[start of Dataset records]
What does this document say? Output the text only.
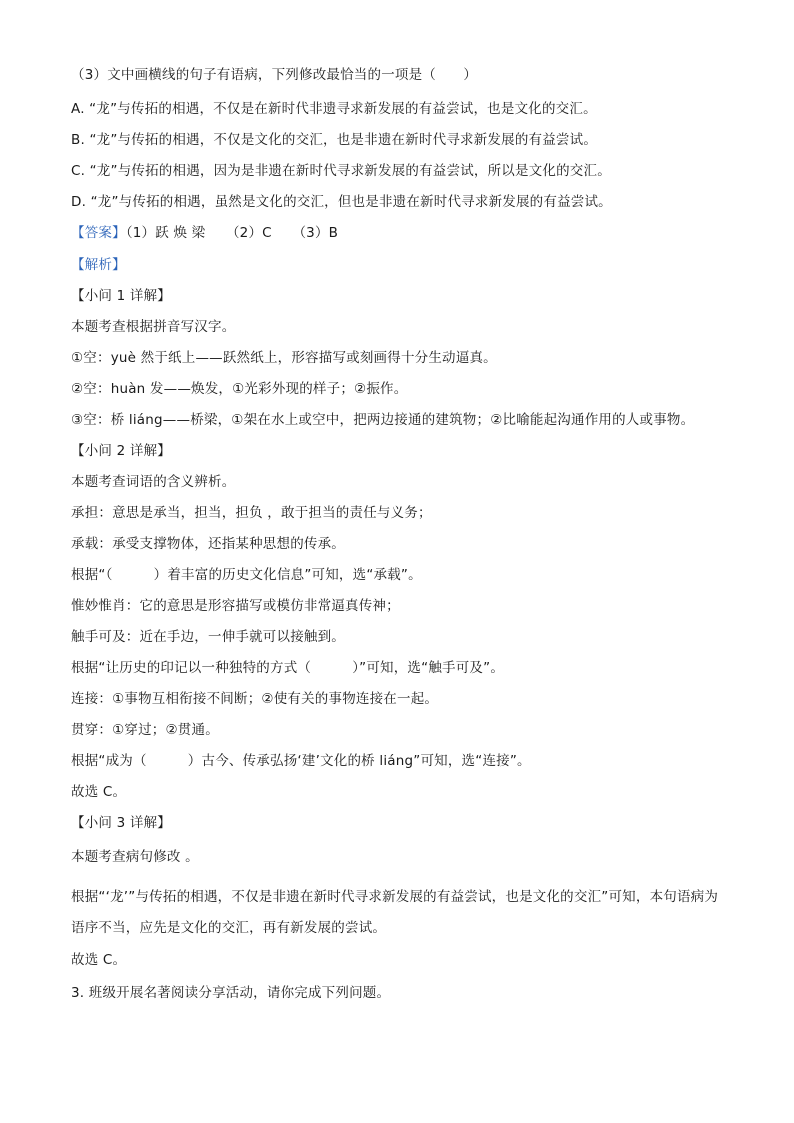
（3）文中画横线的句子有语病，下列修改最恰当的一项是（　　）
A. “龙”与传拓的相遇，不仅是在新时代非遗寻求新发展的有益尝试，也是文化的交汇。
B. “龙”与传拓的相遇，不仅是文化的交汇，也是非遗在新时代寻求新发展的有益尝试。
C. “龙”与传拓的相遇，因为是非遗在新时代寻求新发展的有益尝试，所以是文化的交汇。
D. “龙”与传拓的相遇，虽然是文化的交汇，但也是非遗在新时代寻求新发展的有益尝试。
【答案】（1）跃 焕 梁　　（2）C　　（3）B
【解析】
【小问 1 详解】
本题考查根据拼音写汉字。
①空：yuè 然于纸上——跃然纸上，形容描写或刻画得十分生动逼真。
②空：huàn 发——焕发，①光彩外现的样子；②振作。
③空：桥 liáng——桥梁，①架在水上或空中，把两边接通的建筑物；②比喻能起沟通作用的人或事物。
【小问 2 详解】
本题考查词语的含义辨析。
承担：意思是承当，担当，担负 ，敢于担当的责任与义务；
承载：承受支撑物体，还指某种思想的传承。
根据“（　　　）着丰富的历史文化信息”可知，选“承载”。
惟妙惟肖：它的意思是形容描写或模仿非常逼真传神；
触手可及：近在手边，一伸手就可以接触到。
根据“让历史的印记以一种独特的方式（　　　）”可知，选“触手可及”。
连接：①事物互相衔接不间断；②使有关的事物连接在一起。
贯穿：①穿过；②贯通。
根据“成为（　　　）古今、传承弘扬‘建’文化的桥 liáng”可知，选“连接”。
故选 C。
【小问 3 详解】
本题考查病句修改 。
根据“‘龙’”与传拓的相遇，不仅是非遗在新时代寻求新发展的有益尝试，也是文化的交汇”可知，本句语病为语序不当，应先是文化的交汇，再有新发展的尝试。
故选 C。
3. 班级开展名著阅读分享活动，请你完成下列问题。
[end of Dataset records]
* Given instruction
Reproduce the material in its entirety and word for word, without the pictures.

* Reply to the exercise
What does this document say? Output the text only.
（3）文中画横线的句子有语病，下列修改最恰当的一项是（　　）
A. “龙”与传拓的相遇，不仅是在新时代非遗寻求新发展的有益尝试，也是文化的交汇。
B. “龙”与传拓的相遇，不仅是文化的交汇，也是非遗在新时代寻求新发展的有益尝试。
C. “龙”与传拓的相遇，因为是非遗在新时代寻求新发展的有益尝试，所以是文化的交汇。
D. “龙”与传拓的相遇，虽然是文化的交汇，但也是非遗在新时代寻求新发展的有益尝试。
【答案】（1）跃 焕 梁　　（2）C　　（3）B
【解析】
【小问 1 详解】
本题考查根据拼音写汉字。
①空：yuè 然于纸上——跃然纸上，形容描写或刻画得十分生动逼真。
②空：huàn 发——焕发，①光彩外现的样子；②振作。
③空：桥 liáng——桥梁，①架在水上或空中，把两边接通的建筑物；②比喻能起沟通作用的人或事物。
【小问 2 详解】
本题考查词语的含义辨析。
承担：意思是承当，担当，担负 ，敢于担当的责任与义务；
承载：承受支撑物体，还指某种思想的传承。
根据“（　　　）着丰富的历史文化信息”可知，选“承载”。
惟妙惟肖：它的意思是形容描写或模仿非常逼真传神；
触手可及：近在手边，一伸手就可以接触到。
根据“让历史的印记以一种独特的方式（　　　）”可知，选“触手可及”。
连接：①事物互相衔接不间断；②使有关的事物连接在一起。
贯穿：①穿过；②贯通。
根据“成为（　　　）古今、传承弘扬‘建’文化的桥 liáng”可知，选“连接”。
故选 C。
【小问 3 详解】
本题考查病句修改 。
根据“‘龙’”与传拓的相遇，不仅是非遗在新时代寻求新发展的有益尝试，也是文化的交汇”可知，本句语病为语序不当，应先是文化的交汇，再有新发展的尝试。
故选 C。
3. 班级开展名著阅读分享活动，请你完成下列问题。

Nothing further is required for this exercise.